▸ **TASK REQUIREMENTS**: Copy each line of the data below with the word "type".

▸ **DATA LINES**:
────────

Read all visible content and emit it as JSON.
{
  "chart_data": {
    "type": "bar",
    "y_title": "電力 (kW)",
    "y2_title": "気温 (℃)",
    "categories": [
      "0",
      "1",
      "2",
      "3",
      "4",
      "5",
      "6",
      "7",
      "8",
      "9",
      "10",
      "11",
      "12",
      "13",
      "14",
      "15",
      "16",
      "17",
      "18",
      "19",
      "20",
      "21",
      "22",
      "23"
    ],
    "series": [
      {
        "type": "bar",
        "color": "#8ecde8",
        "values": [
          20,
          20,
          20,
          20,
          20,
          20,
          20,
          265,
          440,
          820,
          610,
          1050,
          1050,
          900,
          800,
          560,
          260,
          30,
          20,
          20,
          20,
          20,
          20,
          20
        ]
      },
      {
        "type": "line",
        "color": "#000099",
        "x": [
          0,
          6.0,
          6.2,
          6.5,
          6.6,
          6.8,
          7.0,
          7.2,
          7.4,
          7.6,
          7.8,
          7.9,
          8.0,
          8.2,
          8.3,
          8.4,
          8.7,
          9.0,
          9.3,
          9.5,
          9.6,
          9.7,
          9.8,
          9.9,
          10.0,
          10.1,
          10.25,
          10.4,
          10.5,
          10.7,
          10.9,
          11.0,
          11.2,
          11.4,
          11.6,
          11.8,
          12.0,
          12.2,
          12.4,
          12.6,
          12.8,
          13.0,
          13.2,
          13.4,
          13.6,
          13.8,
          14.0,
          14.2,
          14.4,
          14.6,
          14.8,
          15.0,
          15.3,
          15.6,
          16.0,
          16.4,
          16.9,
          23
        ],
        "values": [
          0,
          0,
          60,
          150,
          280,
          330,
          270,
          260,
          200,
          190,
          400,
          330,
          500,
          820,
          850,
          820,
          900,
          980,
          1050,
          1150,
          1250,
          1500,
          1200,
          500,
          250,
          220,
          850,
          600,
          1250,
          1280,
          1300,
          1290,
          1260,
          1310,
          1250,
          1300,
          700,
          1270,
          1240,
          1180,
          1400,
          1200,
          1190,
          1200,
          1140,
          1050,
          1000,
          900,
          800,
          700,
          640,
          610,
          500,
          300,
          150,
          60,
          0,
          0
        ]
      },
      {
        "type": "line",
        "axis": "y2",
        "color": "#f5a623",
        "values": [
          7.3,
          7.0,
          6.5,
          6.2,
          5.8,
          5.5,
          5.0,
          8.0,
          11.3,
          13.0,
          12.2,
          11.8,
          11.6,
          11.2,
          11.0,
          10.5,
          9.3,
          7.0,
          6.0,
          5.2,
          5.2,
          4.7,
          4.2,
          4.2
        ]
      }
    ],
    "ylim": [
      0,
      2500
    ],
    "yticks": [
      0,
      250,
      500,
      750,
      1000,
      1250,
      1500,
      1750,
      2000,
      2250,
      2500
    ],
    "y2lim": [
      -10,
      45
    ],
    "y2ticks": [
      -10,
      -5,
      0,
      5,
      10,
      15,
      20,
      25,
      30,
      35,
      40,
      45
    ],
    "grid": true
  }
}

────────

▸ **RESULT FOR THIS TASK**:
    "type": "bar",
        "type": "bar",
        "type": "line",
        "type": "line",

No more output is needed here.